#### MATERIAL:
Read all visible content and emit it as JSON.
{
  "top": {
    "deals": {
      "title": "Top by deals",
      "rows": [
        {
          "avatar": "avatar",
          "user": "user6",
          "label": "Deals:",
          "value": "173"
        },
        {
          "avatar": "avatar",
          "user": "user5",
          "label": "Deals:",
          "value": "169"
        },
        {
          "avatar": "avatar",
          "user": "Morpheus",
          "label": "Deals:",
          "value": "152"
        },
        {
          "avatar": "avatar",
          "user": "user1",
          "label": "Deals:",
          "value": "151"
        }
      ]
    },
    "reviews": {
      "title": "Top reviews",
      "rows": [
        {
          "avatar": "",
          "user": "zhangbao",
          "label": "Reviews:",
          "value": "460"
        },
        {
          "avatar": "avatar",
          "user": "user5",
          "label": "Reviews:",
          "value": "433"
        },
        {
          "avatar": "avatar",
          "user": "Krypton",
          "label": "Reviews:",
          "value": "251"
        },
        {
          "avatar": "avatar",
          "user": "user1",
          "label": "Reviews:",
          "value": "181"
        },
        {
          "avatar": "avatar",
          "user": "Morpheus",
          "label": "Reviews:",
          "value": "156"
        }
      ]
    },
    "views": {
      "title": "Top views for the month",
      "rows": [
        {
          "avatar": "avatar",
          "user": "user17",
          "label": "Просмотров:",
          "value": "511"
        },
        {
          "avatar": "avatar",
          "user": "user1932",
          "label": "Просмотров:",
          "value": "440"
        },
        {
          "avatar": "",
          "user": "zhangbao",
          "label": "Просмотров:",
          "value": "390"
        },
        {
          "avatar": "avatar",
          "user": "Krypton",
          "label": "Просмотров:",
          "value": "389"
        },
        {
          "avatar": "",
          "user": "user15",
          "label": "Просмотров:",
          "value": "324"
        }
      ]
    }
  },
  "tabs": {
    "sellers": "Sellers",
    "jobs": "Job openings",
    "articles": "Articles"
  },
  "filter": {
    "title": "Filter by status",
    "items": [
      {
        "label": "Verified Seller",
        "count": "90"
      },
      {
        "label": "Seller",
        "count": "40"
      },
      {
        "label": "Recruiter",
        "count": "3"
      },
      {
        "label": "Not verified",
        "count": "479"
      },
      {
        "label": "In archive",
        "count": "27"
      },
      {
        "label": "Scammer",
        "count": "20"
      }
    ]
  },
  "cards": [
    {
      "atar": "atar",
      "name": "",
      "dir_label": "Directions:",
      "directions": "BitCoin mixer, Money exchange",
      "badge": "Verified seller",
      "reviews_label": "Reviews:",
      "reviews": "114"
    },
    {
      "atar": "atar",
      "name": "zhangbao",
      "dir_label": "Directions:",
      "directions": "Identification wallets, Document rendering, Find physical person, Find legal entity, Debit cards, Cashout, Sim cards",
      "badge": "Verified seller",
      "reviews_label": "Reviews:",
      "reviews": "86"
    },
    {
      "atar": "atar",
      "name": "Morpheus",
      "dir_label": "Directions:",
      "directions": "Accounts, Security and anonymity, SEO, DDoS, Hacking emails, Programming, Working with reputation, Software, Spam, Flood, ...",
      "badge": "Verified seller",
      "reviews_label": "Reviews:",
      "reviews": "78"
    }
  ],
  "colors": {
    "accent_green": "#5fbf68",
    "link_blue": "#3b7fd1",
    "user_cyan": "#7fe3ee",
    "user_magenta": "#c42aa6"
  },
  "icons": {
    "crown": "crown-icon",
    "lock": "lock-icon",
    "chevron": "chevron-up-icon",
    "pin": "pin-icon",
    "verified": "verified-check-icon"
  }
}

#### STATED PROBLEM:
Would you reproduce the material above in full, exactly as given?

#### OUTPUT FOR THIS EXERCISE:
Read all visible content and emit it as JSON.
{
  "top": {
    "deals": {
      "title": "Top by deals",
      "rows": [
        {
          "avatar": "avatar",
          "user": "user6",
          "label": "Deals:",
          "value": "173"
        },
        {
          "avatar": "avatar",
          "user": "user5",
          "label": "Deals:",
          "value": "169"
        },
        {
          "avatar": "avatar",
          "user": "Morpheus",
          "label": "Deals:",
          "value": "152"
        },
        {
          "avatar": "avatar",
          "user": "user1",
          "label": "Deals:",
          "value": "151"
        }
      ]
    },
    "reviews": {
      "title": "Top reviews",
      "rows": [
        {
          "avatar": "",
          "user": "zhangbao",
          "label": "Reviews:",
          "value": "460"
        },
        {
          "avatar": "avatar",
          "user": "user5",
          "label": "Reviews:",
          "value": "433"
        },
        {
          "avatar": "avatar",
          "user": "Krypton",
          "label": "Reviews:",
          "value": "251"
        },
        {
          "avatar": "avatar",
          "user": "user1",
          "label": "Reviews:",
          "value": "181"
        },
        {
          "avatar": "avatar",
          "user": "Morpheus",
          "label": "Reviews:",
          "value": "156"
        }
      ]
    },
    "views": {
      "title": "Top views for the month",
      "rows": [
        {
          "avatar": "avatar",
          "user": "user17",
          "label": "Просмотров:",
          "value": "511"
        },
        {
          "avatar": "avatar",
          "user": "user1932",
          "label": "Просмотров:",
          "value": "440"
        },
        {
          "avatar": "",
          "user": "zhangbao",
          "label": "Просмотров:",
          "value": "390"
        },
        {
          "avatar": "avatar",
          "user": "Krypton",
          "label": "Просмотров:",
          "value": "389"
        },
        {
          "avatar": "",
          "user": "user15",
          "label": "Просмотров:",
          "value": "324"
        }
      ]
    }
  },
  "tabs": {
    "sellers": "Sellers",
    "jobs": "Job openings",
    "articles": "Articles"
  },
  "filter": {
    "title": "Filter by status",
    "items": [
      {
        "label": "Verified Seller",
        "count": "90"
      },
      {
        "label": "Seller",
        "count": "40"
      },
      {
        "label": "Recruiter",
        "count": "3"
      },
      {
        "label": "Not verified",
        "count": "479"
      },
      {
        "label": "In archive",
        "count": "27"
      },
      {
        "label": "Scammer",
        "count": "20"
      }
    ]
  },
  "cards": [
    {
      "atar": "atar",
      "name": "",
      "dir_label": "Directions:",
      "directions": "BitCoin mixer, Money exchange",
      "badge": "Verified seller",
      "reviews_label": "Reviews:",
      "reviews": "114"
    },
    {
      "atar": "atar",
      "name": "zhangbao",
      "dir_label": "Directions:",
      "directions": "Identification wallets, Document rendering, Find physical person, Find legal entity, Debit cards, Cashout, Sim cards",
      "badge": "Verified seller",
      "reviews_label": "Reviews:",
      "reviews": "86"
    },
    {
      "atar": "atar",
      "name": "Morpheus",
      "dir_label": "Directions:",
      "directions": "Accounts, Security and anonymity, SEO, DDoS, Hacking emails, Programming, Working with reputation, Software, Spam, Flood, ...",
      "badge": "Verified seller",
      "reviews_label": "Reviews:",
      "reviews": "78"
    }
  ],
  "colors": {
    "accent_green": "#5fbf68",
    "link_blue": "#3b7fd1",
    "user_cyan": "#7fe3ee",
    "user_magenta": "#c42aa6"
  },
  "icons": {
    "crown": "crown-icon",
    "lock": "lock-icon",
    "chevron": "chevron-up-icon",
    "pin": "pin-icon",
    "verified": "verified-check-icon"
  }
}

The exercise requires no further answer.